**Raw records**
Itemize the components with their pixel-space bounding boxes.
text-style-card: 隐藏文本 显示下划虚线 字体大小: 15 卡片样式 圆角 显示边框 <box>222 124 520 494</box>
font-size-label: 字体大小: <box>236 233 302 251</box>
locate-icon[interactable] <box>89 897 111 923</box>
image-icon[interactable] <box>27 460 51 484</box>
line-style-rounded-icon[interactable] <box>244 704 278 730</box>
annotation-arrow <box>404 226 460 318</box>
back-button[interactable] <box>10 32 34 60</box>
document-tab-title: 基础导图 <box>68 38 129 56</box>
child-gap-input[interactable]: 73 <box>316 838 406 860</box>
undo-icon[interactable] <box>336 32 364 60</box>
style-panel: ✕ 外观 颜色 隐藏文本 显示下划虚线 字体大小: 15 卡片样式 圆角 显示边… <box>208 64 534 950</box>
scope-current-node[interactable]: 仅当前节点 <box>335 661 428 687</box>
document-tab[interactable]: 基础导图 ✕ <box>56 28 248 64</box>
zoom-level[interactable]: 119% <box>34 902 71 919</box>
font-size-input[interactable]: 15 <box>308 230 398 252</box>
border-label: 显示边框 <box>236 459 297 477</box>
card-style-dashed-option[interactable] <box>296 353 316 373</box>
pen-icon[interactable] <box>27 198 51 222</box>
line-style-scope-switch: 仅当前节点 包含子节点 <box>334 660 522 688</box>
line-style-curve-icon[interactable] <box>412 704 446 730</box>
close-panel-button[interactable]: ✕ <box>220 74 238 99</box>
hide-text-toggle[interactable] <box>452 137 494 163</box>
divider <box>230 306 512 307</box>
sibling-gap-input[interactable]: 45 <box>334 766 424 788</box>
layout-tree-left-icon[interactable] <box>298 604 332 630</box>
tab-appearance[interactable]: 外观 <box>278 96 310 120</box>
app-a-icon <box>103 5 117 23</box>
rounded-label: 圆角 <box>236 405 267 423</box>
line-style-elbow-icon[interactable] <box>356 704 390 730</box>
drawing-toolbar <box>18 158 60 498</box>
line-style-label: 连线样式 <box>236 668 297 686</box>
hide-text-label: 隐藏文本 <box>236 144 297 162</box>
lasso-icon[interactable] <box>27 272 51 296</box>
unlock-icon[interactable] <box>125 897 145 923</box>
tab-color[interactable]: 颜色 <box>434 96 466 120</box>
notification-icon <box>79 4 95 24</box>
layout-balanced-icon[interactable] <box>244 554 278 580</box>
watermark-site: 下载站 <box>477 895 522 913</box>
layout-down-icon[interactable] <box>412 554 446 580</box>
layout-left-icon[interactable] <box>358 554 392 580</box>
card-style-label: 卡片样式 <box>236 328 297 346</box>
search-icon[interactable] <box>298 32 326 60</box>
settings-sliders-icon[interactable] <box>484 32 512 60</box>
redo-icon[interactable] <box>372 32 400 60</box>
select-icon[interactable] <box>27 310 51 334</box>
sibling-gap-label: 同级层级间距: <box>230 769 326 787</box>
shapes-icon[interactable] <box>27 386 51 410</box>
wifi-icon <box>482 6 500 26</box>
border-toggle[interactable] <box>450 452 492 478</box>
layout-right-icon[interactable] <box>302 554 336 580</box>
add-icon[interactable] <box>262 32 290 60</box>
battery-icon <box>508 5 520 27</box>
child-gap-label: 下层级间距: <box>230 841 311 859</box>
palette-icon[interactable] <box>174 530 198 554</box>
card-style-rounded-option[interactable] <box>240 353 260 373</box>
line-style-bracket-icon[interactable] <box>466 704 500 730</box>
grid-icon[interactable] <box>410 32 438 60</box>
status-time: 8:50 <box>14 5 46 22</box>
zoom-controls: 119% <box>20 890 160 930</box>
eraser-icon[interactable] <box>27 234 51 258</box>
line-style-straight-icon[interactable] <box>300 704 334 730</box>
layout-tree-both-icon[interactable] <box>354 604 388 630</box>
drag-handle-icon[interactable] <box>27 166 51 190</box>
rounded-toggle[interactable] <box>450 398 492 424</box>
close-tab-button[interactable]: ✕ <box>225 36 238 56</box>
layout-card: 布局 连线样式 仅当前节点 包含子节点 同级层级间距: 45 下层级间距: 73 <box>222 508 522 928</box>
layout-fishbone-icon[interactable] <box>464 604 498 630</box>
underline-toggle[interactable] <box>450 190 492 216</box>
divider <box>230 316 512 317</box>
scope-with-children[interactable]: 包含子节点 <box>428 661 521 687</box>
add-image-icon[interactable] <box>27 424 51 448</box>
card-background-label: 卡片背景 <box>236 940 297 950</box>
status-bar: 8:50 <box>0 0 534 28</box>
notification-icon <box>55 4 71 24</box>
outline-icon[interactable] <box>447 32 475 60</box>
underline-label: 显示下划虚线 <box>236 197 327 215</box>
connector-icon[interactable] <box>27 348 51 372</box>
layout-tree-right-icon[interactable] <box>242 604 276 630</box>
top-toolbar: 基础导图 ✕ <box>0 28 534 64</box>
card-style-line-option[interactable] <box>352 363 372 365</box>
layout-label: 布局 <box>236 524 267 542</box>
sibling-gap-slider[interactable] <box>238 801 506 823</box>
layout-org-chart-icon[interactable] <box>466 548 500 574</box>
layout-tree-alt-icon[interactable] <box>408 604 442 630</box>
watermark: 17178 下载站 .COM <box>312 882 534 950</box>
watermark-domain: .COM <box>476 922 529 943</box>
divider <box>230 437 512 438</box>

**Short task**
Output every line of the records as a Markdown table with a No column for the row number and an Entry column for the line, skipping any blank lines.

**Final result**
| No | Entry |
|---|---|
| 1 | Itemize the components with their pixel-space bounding boxes. |
| 2 | text-style-card: 隐藏文本 显示下划虚线 字体大小: 15 卡片样式 圆角 显示边框 <box>222 124 520 494</box> |
| 3 | font-size-label: 字体大小: <box>236 233 302 251</box> |
| 4 | locate-icon[interactable] <box>89 897 111 923</box> |
| 5 | image-icon[interactable] <box>27 460 51 484</box> |
| 6 | line-style-rounded-icon[interactable] <box>244 704 278 730</box> |
| 7 | annotation-arrow <box>404 226 460 318</box> |
| 8 | back-button[interactable] <box>10 32 34 60</box> |
| 9 | document-tab-title: 基础导图 <box>68 38 129 56</box> |
| 10 | child-gap-input[interactable]: 73 <box>316 838 406 860</box> |
| 11 | undo-icon[interactable] <box>336 32 364 60</box> |
| 12 | style-panel: ✕ 外观 颜色 隐藏文本 显示下划虚线 字体大小: 15 卡片样式 圆角 显示边… <box>208 64 534 950</box> |
| 13 | scope-current-node[interactable]: 仅当前节点 <box>335 661 428 687</box> |
| 14 | document-tab[interactable]: 基础导图 ✕ <box>56 28 248 64</box> |
| 15 | zoom-level[interactable]: 119% <box>34 902 71 919</box> |
| 16 | font-size-input[interactable]: 15 <box>308 230 398 252</box> |
| 17 | border-label: 显示边框 <box>236 459 297 477</box> |
| 18 | card-style-dashed-option[interactable] <box>296 353 316 373</box> |
| 19 | pen-icon[interactable] <box>27 198 51 222</box> |
| 20 | line-style-scope-switch: 仅当前节点 包含子节点 <box>334 660 522 688</box> |
| 21 | line-style-curve-icon[interactable] <box>412 704 446 730</box> |
| 22 | close-panel-button[interactable]: ✕ <box>220 74 238 99</box> |
| 23 | hide-text-toggle[interactable] <box>452 137 494 163</box> |
| 24 | divider <box>230 306 512 307</box> |
| 25 | sibling-gap-input[interactable]: 45 <box>334 766 424 788</box> |
| 26 | layout-tree-left-icon[interactable] <box>298 604 332 630</box> |
| 27 | tab-appearance[interactable]: 外观 <box>278 96 310 120</box> |
| 28 | app-a-icon <box>103 5 117 23</box> |
| 29 | rounded-label: 圆角 <box>236 405 267 423</box> |
| 30 | line-style-elbow-icon[interactable] <box>356 704 390 730</box> |
| 31 | drawing-toolbar <box>18 158 60 498</box> |
| 32 | line-style-label: 连线样式 <box>236 668 297 686</box> |
| 33 | hide-text-label: 隐藏文本 <box>236 144 297 162</box> |
| 34 | lasso-icon[interactable] <box>27 272 51 296</box> |
| 35 | unlock-icon[interactable] <box>125 897 145 923</box> |
| 36 | tab-color[interactable]: 颜色 <box>434 96 466 120</box> |
| 37 | notification-icon <box>79 4 95 24</box> |
| 38 | layout-balanced-icon[interactable] <box>244 554 278 580</box> |
| 39 | watermark-site: 下载站 <box>477 895 522 913</box> |
| 40 | layout-down-icon[interactable] <box>412 554 446 580</box> |
| 41 | layout-left-icon[interactable] <box>358 554 392 580</box> |
| 42 | card-style-label: 卡片样式 <box>236 328 297 346</box> |
| 43 | search-icon[interactable] <box>298 32 326 60</box> |
| 44 | settings-sliders-icon[interactable] <box>484 32 512 60</box> |
| 45 | redo-icon[interactable] <box>372 32 400 60</box> |
| 46 | select-icon[interactable] <box>27 310 51 334</box> |
| 47 | sibling-gap-label: 同级层级间距: <box>230 769 326 787</box> |
| 48 | shapes-icon[interactable] <box>27 386 51 410</box> |
| 49 | wifi-icon <box>482 6 500 26</box> |
| 50 | border-toggle[interactable] <box>450 452 492 478</box> |
| 51 | layout-right-icon[interactable] <box>302 554 336 580</box> |
| 52 | add-icon[interactable] <box>262 32 290 60</box> |
| 53 | battery-icon <box>508 5 520 27</box> |
| 54 | child-gap-label: 下层级间距: <box>230 841 311 859</box> |
| 55 | palette-icon[interactable] <box>174 530 198 554</box> |
| 56 | card-style-rounded-option[interactable] <box>240 353 260 373</box> |
| 57 | line-style-bracket-icon[interactable] <box>466 704 500 730</box> |
| 58 | grid-icon[interactable] <box>410 32 438 60</box> |
| 59 | status-time: 8:50 <box>14 5 46 22</box> |
| 60 | zoom-controls: 119% <box>20 890 160 930</box> |
| 61 | eraser-icon[interactable] <box>27 234 51 258</box> |
| 62 | line-style-straight-icon[interactable] <box>300 704 334 730</box> |
| 63 | layout-tree-both-icon[interactable] <box>354 604 388 630</box> |
| 64 | drag-handle-icon[interactable] <box>27 166 51 190</box> |
| 65 | rounded-toggle[interactable] <box>450 398 492 424</box> |
| 66 | close-tab-button[interactable]: ✕ <box>225 36 238 56</box> |
| 67 | layout-card: 布局 连线样式 仅当前节点 包含子节点 同级层级间距: 45 下层级间距: 73 <box>222 508 522 928</box> |
| 68 | layout-fishbone-icon[interactable] <box>464 604 498 630</box> |
| 69 | underline-toggle[interactable] <box>450 190 492 216</box> |
| 70 | divider <box>230 316 512 317</box> |
| 71 | scope-with-children[interactable]: 包含子节点 <box>428 661 521 687</box> |
| 72 | add-image-icon[interactable] <box>27 424 51 448</box> |
| 73 | card-background-label: 卡片背景 <box>236 940 297 950</box> |
| 74 | status-bar: 8:50 <box>0 0 534 28</box> |
| 75 | notification-icon <box>55 4 71 24</box> |
| 76 | outline-icon[interactable] <box>447 32 475 60</box> |
| 77 | underline-label: 显示下划虚线 <box>236 197 327 215</box> |
| 78 | connector-icon[interactable] <box>27 348 51 372</box> |
| 79 | layout-tree-right-icon[interactable] <box>242 604 276 630</box> |
| 80 | top-toolbar: 基础导图 ✕ <box>0 28 534 64</box> |
| 81 | card-style-line-option[interactable] <box>352 363 372 365</box> |
| 82 | layout-label: 布局 <box>236 524 267 542</box> |
| 83 | sibling-gap-slider[interactable] <box>238 801 506 823</box> |
| 84 | layout-org-chart-icon[interactable] <box>466 548 500 574</box> |
| 85 | layout-tree-alt-icon[interactable] <box>408 604 442 630</box> |
| 86 | watermark: 17178 下载站 .COM <box>312 882 534 950</box> |
| 87 | watermark-domain: .COM <box>476 922 529 943</box> |
| 88 | divider <box>230 437 512 438</box> |